== PROBLEM TO SOLVE ==
Rewrite the passage of the Lynparza approval announcement from "Patients are selected" to "vs 4.2 months).", replacing "Lynparza" with "olaparib" throughout.

== READING PASSAGE ==
*****

AstraZeneca and Merck & Co. Inc. announced that the US Food and Drug Administration (FDA) has approved Lynparza (olaparib), for use in patients with deleterious or suspected deleterious germline BRCA-mutated (gBRCAm), human epidermal growth factor receptor 2 (HER2)-negative metastatic breast cancer who have been previously treated with chemotherapy in the neoadjuvant, adjuvant or metastatic setting. Patients with hormone receptor positive (HR+) breast cancer should have been treated with a prior endocrine therapy or be considered inappropriate for endocrine therapy.

Patients are selected for therapy based on an FDA-approved companion diagnostic from Myriad Genetics. The approval was based on data from the randomised, open-label, Phase III OlympiAD trial which investigated Lynparza versus physician's choice of chemotherapy (capecitabine, eribulin, or vinorelbine). In the trial, Lynparza significantly prolonged progression-free survival (PFS) compared with chemotherapy, and reduced the risk of disease progression or death by 42% (HR 0.58; 95% CI 0.43-0.80; P=0.0009 median 7.0 vs 4.2 months).

Patients with measurable disease taking Lynparza (n=167) experienced an objective response rate of 52% (95% CI 44- 60), double the response rate for those in the chemotherapy arm (n=66) which was 23% (95% CI 13-35). Additionally, patients experienced a confirmed complete response rate of 7.8% for Lynparza compared to 1.5% for the chemotherapy arm.

*****

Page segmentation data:
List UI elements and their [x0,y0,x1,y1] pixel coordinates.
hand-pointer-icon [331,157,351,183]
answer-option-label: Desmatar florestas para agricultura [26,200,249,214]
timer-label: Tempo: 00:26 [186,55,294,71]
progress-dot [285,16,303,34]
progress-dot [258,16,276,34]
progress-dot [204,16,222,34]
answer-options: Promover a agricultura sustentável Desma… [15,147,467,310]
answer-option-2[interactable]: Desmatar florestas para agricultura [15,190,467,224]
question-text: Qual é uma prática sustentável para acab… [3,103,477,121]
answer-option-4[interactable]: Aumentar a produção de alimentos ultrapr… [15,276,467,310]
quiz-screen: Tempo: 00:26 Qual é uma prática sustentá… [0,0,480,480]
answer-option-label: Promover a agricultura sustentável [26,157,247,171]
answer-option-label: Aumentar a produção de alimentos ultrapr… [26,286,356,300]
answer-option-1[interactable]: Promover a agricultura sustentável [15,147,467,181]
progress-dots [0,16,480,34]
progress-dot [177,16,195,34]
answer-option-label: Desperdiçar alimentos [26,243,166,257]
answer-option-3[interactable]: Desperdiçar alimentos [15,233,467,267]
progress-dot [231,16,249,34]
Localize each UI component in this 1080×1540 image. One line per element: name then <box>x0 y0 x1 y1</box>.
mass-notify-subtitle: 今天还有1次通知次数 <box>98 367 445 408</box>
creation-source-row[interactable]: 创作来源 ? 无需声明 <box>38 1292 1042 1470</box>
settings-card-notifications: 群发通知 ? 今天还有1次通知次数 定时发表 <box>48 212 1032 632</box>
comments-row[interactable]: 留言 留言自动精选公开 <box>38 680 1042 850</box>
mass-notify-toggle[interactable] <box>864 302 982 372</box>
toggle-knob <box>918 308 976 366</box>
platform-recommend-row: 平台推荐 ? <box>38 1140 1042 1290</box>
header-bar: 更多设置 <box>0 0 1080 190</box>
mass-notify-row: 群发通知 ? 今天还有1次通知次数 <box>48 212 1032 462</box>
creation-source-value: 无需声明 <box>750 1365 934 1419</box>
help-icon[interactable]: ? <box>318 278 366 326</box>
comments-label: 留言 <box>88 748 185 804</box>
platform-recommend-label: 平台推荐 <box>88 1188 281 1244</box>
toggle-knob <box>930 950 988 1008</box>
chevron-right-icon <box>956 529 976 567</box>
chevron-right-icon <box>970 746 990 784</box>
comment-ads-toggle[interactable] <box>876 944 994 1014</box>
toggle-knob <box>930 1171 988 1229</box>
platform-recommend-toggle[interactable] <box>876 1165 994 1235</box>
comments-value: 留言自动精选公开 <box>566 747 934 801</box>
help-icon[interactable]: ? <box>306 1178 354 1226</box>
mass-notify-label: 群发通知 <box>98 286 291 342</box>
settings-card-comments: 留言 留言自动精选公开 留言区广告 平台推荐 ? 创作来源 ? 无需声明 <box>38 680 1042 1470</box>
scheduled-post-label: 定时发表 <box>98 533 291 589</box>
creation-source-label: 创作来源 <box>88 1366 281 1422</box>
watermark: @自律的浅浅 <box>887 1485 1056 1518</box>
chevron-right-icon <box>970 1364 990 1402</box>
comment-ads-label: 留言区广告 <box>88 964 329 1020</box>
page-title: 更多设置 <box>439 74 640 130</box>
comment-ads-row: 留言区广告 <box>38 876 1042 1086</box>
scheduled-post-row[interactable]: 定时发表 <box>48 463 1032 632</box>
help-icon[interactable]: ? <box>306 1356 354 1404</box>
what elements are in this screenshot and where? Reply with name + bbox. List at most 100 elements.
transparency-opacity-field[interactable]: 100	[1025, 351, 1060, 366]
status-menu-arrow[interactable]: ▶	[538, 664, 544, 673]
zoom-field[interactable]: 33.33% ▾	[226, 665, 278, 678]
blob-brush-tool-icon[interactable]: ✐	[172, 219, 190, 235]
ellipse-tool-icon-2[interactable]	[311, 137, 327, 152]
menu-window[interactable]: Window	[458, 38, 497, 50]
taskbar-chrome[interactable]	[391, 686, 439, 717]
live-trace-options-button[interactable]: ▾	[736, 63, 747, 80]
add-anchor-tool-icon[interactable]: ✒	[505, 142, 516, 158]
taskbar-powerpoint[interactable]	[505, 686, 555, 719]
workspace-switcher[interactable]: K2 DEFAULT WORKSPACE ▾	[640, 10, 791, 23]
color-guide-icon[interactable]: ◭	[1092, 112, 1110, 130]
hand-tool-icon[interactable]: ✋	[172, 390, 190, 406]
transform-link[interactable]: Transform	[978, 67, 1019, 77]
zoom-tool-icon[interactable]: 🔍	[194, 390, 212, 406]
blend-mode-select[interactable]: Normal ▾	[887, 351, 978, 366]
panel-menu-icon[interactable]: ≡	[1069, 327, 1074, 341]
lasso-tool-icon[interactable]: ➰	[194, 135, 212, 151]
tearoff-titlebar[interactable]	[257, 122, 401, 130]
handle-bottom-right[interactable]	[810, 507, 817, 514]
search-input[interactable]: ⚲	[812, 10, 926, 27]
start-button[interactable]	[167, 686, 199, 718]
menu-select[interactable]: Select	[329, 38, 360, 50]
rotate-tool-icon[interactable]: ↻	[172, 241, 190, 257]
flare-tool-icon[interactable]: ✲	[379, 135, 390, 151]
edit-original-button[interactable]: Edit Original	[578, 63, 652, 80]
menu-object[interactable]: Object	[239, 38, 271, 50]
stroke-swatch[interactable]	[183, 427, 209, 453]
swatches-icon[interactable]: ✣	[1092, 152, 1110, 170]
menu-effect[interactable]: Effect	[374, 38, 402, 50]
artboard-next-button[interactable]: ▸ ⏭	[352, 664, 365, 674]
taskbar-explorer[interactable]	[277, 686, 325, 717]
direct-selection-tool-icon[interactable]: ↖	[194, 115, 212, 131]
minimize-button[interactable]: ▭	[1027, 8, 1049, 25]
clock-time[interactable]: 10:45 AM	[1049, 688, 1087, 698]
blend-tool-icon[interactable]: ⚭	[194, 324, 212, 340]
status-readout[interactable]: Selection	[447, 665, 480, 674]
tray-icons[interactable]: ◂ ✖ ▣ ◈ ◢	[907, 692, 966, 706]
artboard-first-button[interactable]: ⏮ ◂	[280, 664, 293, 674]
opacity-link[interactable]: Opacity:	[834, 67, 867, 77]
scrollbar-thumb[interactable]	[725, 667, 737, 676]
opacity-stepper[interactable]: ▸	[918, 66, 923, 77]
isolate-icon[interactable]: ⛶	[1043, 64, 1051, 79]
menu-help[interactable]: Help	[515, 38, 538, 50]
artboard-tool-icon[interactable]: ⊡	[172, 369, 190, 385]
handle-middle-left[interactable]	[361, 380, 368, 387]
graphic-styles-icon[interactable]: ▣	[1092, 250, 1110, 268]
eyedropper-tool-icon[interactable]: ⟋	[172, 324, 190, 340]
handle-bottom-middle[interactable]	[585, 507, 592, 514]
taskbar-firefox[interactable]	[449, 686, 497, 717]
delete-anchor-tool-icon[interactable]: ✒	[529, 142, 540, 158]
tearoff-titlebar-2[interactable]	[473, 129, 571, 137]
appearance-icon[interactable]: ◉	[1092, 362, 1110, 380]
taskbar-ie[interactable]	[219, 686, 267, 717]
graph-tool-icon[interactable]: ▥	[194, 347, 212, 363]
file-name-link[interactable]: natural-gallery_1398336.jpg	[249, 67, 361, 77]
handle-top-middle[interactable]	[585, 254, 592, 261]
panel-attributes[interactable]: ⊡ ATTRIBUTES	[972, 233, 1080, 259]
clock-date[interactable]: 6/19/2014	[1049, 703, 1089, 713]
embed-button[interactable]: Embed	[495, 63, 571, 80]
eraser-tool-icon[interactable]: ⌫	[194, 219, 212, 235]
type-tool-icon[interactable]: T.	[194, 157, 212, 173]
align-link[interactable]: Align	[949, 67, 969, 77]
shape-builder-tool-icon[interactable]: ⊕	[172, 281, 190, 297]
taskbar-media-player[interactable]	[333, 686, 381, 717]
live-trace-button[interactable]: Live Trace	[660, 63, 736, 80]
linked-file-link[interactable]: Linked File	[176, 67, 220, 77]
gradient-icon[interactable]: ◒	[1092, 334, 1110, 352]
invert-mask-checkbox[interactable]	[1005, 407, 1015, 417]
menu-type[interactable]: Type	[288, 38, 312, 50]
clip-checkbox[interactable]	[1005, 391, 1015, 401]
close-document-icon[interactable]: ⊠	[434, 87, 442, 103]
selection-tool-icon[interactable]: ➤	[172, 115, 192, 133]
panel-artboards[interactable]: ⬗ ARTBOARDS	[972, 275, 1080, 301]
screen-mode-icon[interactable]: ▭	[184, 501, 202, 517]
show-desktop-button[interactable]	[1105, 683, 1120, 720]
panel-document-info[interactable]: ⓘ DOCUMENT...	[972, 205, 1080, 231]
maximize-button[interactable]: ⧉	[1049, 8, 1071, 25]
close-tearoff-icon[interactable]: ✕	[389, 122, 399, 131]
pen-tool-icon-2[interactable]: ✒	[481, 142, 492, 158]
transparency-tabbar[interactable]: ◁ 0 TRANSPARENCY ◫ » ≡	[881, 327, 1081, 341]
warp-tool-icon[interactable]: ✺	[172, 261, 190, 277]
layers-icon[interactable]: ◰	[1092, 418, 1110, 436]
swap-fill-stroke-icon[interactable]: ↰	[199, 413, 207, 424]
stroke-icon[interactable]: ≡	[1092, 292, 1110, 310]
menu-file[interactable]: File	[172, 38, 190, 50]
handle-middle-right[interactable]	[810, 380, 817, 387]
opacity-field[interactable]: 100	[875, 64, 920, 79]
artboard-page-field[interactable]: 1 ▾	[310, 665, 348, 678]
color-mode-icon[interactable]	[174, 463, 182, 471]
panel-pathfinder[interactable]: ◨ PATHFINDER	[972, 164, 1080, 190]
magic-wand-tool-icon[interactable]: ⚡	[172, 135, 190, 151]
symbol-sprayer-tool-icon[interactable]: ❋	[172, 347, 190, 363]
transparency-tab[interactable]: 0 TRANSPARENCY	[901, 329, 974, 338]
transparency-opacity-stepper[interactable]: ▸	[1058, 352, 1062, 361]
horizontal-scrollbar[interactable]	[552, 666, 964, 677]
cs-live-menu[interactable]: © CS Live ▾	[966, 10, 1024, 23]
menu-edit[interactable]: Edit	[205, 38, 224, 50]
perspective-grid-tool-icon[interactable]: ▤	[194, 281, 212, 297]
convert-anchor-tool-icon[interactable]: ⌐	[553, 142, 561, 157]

*****

== OUTPUT OF THE EXERCISE ==
Patients are selected for therapy based on an FDA-approved companion diagnostic from Myriad Genetics. The approval was based on data from the randomised, open-label, Phase III OlympiAD trial which investigated olaparib versus physician's choice of chemotherapy (capecitabine, eribulin, or vinorelbine). In the trial, olaparib significantly prolonged progression-free survival (PFS) compared with chemotherapy, and reduced the risk of disease progression or death by 42% (HR 0.58; 95% CI 0.43-0.80; P=0.0009 median 7.0 vs 4.2 months).